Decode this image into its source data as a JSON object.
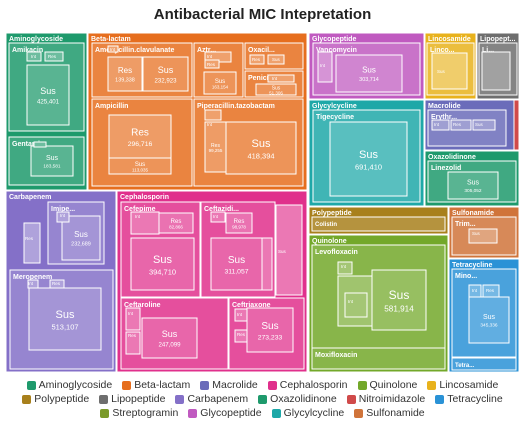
{
  "chart_data": {
    "type": "treemap",
    "title": "Antibacterial MIC Intepretation",
    "groups": [
      {
        "name": "Aminoglycoside",
        "color": "#1e9a6c"
      },
      {
        "name": "Beta-lactam",
        "color": "#e66e1e"
      },
      {
        "name": "Macrolide",
        "color": "#6b6cba"
      },
      {
        "name": "Cephalosporin",
        "color": "#e0308c"
      },
      {
        "name": "Quinolone",
        "color": "#73a82a"
      },
      {
        "name": "Lincosamide",
        "color": "#e8b21c"
      },
      {
        "name": "Polypeptide",
        "color": "#a8801c"
      },
      {
        "name": "Lipopeptide",
        "color": "#6e6e6e"
      },
      {
        "name": "Carbapenem",
        "color": "#8470c8"
      },
      {
        "name": "Oxazolidinone",
        "color": "#1e9a6c"
      },
      {
        "name": "Nitroimidazole",
        "color": "#d04a4a"
      },
      {
        "name": "Tetracycline",
        "color": "#2a92d6"
      },
      {
        "name": "Streptogramin",
        "color": "#7a9a2a"
      },
      {
        "name": "Glycopeptide",
        "color": "#c05ac0"
      },
      {
        "name": "Glycylcycline",
        "color": "#1ea8a8"
      },
      {
        "name": "Sulfonamide",
        "color": "#d0743a"
      }
    ],
    "nodes": [
      {
        "group": "Aminoglycoside",
        "drug": "Amikacin",
        "interpretation": "Sus",
        "value": 425401
      },
      {
        "group": "Aminoglycoside",
        "drug": "Gentami...",
        "interpretation": "Sus",
        "value": 183581
      },
      {
        "group": "Beta-lactam",
        "drug": "Amoxycillin.clavulanate",
        "interpretation": "Res",
        "value": 139338
      },
      {
        "group": "Beta-lactam",
        "drug": "Amoxycillin.clavulanate",
        "interpretation": "Sus",
        "value": 232923
      },
      {
        "group": "Beta-lactam",
        "drug": "Aztr...",
        "interpretation": "Sus",
        "value": 163154
      },
      {
        "group": "Beta-lactam",
        "drug": "Ampicillin",
        "interpretation": "Res",
        "value": 296716
      },
      {
        "group": "Beta-lactam",
        "drug": "Ampicillin",
        "interpretation": "Sus",
        "value": 113035
      },
      {
        "group": "Beta-lactam",
        "drug": "Piperacillin.tazobactam",
        "interpretation": "Res",
        "value": 99255
      },
      {
        "group": "Beta-lactam",
        "drug": "Piperacillin.tazobactam",
        "interpretation": "Sus",
        "value": 418394
      },
      {
        "group": "Beta-lactam",
        "drug": "Penicil...",
        "interpretation": "Sus",
        "value": 51306
      },
      {
        "group": "Glycopeptide",
        "drug": "Vancomycin",
        "interpretation": "Sus",
        "value": 303714
      },
      {
        "group": "Glycylcycline",
        "drug": "Tigecycline",
        "interpretation": "Sus",
        "value": 691410
      },
      {
        "group": "Oxazolidinone",
        "drug": "Linezolid",
        "interpretation": "Sus",
        "value": 305052
      },
      {
        "group": "Carbapenem",
        "drug": "Imipe...",
        "interpretation": "Sus",
        "value": 232689
      },
      {
        "group": "Carbapenem",
        "drug": "Meropenem",
        "interpretation": "Sus",
        "value": 513107
      },
      {
        "group": "Cephalosporin",
        "drug": "Cefepime",
        "interpretation": "Sus",
        "value": 394710
      },
      {
        "group": "Cephalosporin",
        "drug": "Cefepime",
        "interpretation": "Res",
        "value": 82866
      },
      {
        "group": "Cephalosporin",
        "drug": "Ceftazidi...",
        "interpretation": "Sus",
        "value": 311057
      },
      {
        "group": "Cephalosporin",
        "drug": "Ceftazidi...",
        "interpretation": "Res",
        "value": 98978
      },
      {
        "group": "Cephalosporin",
        "drug": "Ceftaroline",
        "interpretation": "Sus",
        "value": 247099
      },
      {
        "group": "Cephalosporin",
        "drug": "Ceftriaxone",
        "interpretation": "Sus",
        "value": 273233
      },
      {
        "group": "Quinolone",
        "drug": "Levofloxacin",
        "interpretation": "Sus",
        "value": 581914
      },
      {
        "group": "Quinolone",
        "drug": "Levofloxacin",
        "interpretation": "Res",
        "value": 225974
      },
      {
        "group": "Tetracycline",
        "drug": "Mino...",
        "interpretation": "Sus",
        "value": 345336
      }
    ]
  }
}
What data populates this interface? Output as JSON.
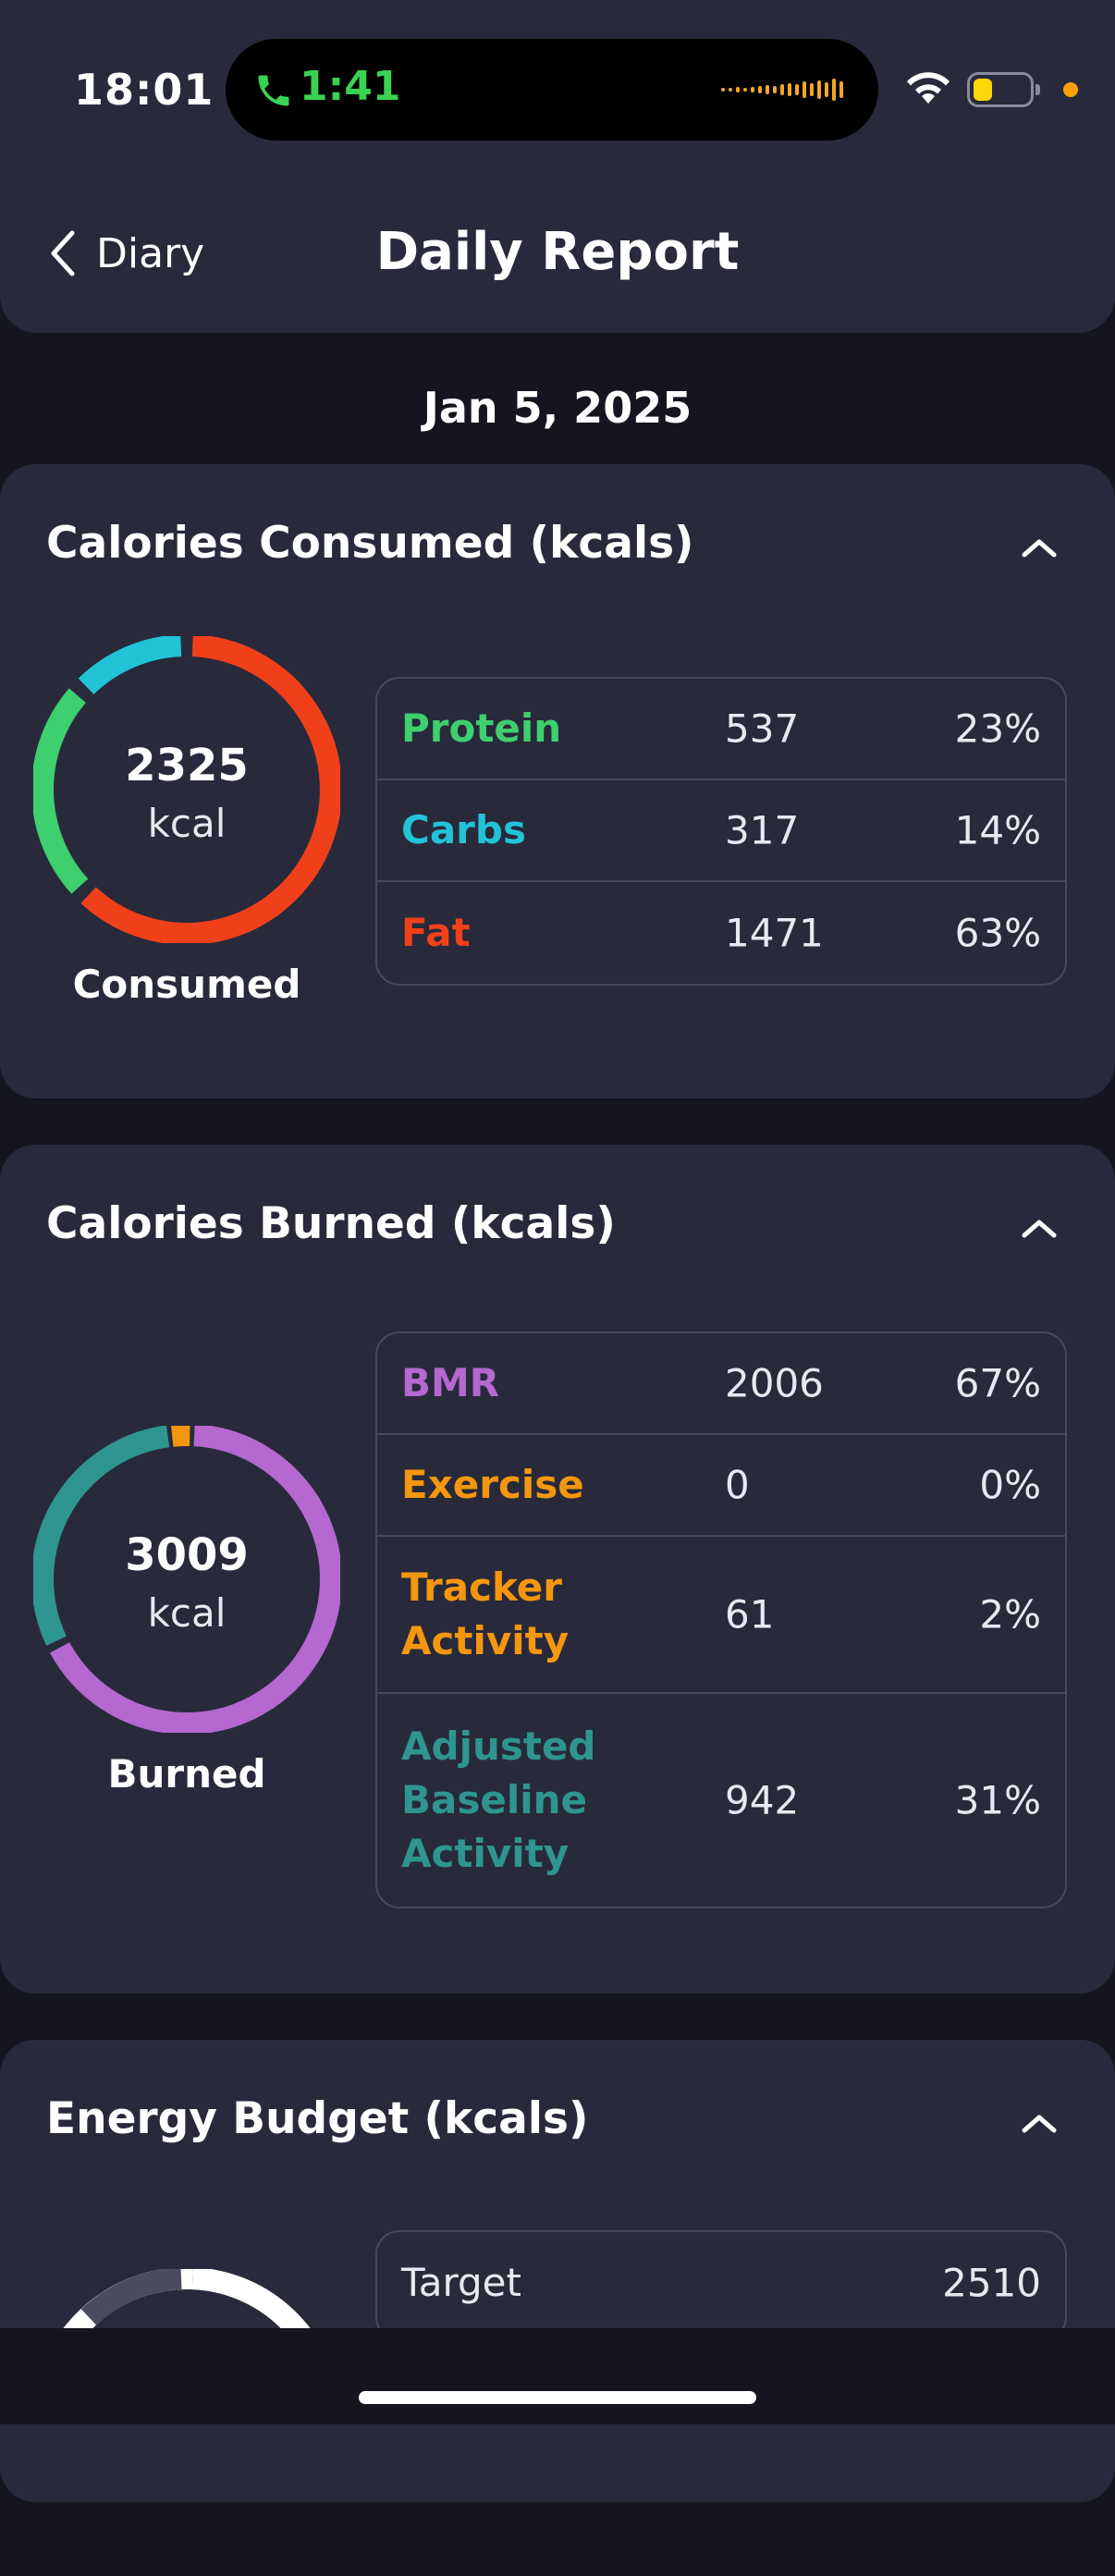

▶ Task instructions: Pictures do not belong in the copy. Reproduce the rest of the data exactly.

▶ Finished task:
Decode this image into its source data as a JSON object.
{
  "chart_data": {
    "type": "treemap",
    "title": "Antibacterial MIC Intepretation",
    "groups": [
      {
        "name": "Aminoglycoside",
        "color": "#1e9a6c"
      },
      {
        "name": "Beta-lactam",
        "color": "#e66e1e"
      },
      {
        "name": "Macrolide",
        "color": "#6b6cba"
      },
      {
        "name": "Cephalosporin",
        "color": "#e0308c"
      },
      {
        "name": "Quinolone",
        "color": "#73a82a"
      },
      {
        "name": "Lincosamide",
        "color": "#e8b21c"
      },
      {
        "name": "Polypeptide",
        "color": "#a8801c"
      },
      {
        "name": "Lipopeptide",
        "color": "#6e6e6e"
      },
      {
        "name": "Carbapenem",
        "color": "#8470c8"
      },
      {
        "name": "Oxazolidinone",
        "color": "#1e9a6c"
      },
      {
        "name": "Nitroimidazole",
        "color": "#d04a4a"
      },
      {
        "name": "Tetracycline",
        "color": "#2a92d6"
      },
      {
        "name": "Streptogramin",
        "color": "#7a9a2a"
      },
      {
        "name": "Glycopeptide",
        "color": "#c05ac0"
      },
      {
        "name": "Glycylcycline",
        "color": "#1ea8a8"
      },
      {
        "name": "Sulfonamide",
        "color": "#d0743a"
      }
    ],
    "nodes": [
      {
        "group": "Aminoglycoside",
        "drug": "Amikacin",
        "interpretation": "Sus",
        "value": 425401
      },
      {
        "group": "Aminoglycoside",
        "drug": "Gentami...",
        "interpretation": "Sus",
        "value": 183581
      },
      {
        "group": "Beta-lactam",
        "drug": "Amoxycillin.clavulanate",
        "interpretation": "Res",
        "value": 139338
      },
      {
        "group": "Beta-lactam",
        "drug": "Amoxycillin.clavulanate",
        "interpretation": "Sus",
        "value": 232923
      },
      {
        "group": "Beta-lactam",
        "drug": "Aztr...",
        "interpretation": "Sus",
        "value": 163154
      },
      {
        "group": "Beta-lactam",
        "drug": "Ampicillin",
        "interpretation": "Res",
        "value": 296716
      },
      {
        "group": "Beta-lactam",
        "drug": "Ampicillin",
        "interpretation": "Sus",
        "value": 113035
      },
      {
        "group": "Beta-lactam",
        "drug": "Piperacillin.tazobactam",
        "interpretation": "Res",
        "value": 99255
      },
      {
        "group": "Beta-lactam",
        "drug": "Piperacillin.tazobactam",
        "interpretation": "Sus",
        "value": 418394
      },
      {
        "group": "Beta-lactam",
        "drug": "Penicil...",
        "interpretation": "Sus",
        "value": 51306
      },
      {
        "group": "Glycopeptide",
        "drug": "Vancomycin",
        "interpretation": "Sus",
        "value": 303714
      },
      {
        "group": "Glycylcycline",
        "drug": "Tigecycline",
        "interpretation": "Sus",
        "value": 691410
      },
      {
        "group": "Oxazolidinone",
        "drug": "Linezolid",
        "interpretation": "Sus",
        "value": 305052
      },
      {
        "group": "Carbapenem",
        "drug": "Imipe...",
        "interpretation": "Sus",
        "value": 232689
      },
      {
        "group": "Carbapenem",
        "drug": "Meropenem",
        "interpretation": "Sus",
        "value": 513107
      },
      {
        "group": "Cephalosporin",
        "drug": "Cefepime",
        "interpretation": "Sus",
        "value": 394710
      },
      {
        "group": "Cephalosporin",
        "drug": "Cefepime",
        "interpretation": "Res",
        "value": 82866
      },
      {
        "group": "Cephalosporin",
        "drug": "Ceftazidi...",
        "interpretation": "Sus",
        "value": 311057
      },
      {
        "group": "Cephalosporin",
        "drug": "Ceftazidi...",
        "interpretation": "Res",
        "value": 98978
      },
      {
        "group": "Cephalosporin",
        "drug": "Ceftaroline",
        "interpretation": "Sus",
        "value": 247099
      },
      {
        "group": "Cephalosporin",
        "drug": "Ceftriaxone",
        "interpretation": "Sus",
        "value": 273233
      },
      {
        "group": "Quinolone",
        "drug": "Levofloxacin",
        "interpretation": "Sus",
        "value": 581914
      },
      {
        "group": "Quinolone",
        "drug": "Levofloxacin",
        "interpretation": "Res",
        "value": 225974
      },
      {
        "group": "Tetracycline",
        "drug": "Mino...",
        "interpretation": "Sus",
        "value": 345336
      }
    ]
  }
}
What data populates this interface? Output as JSON.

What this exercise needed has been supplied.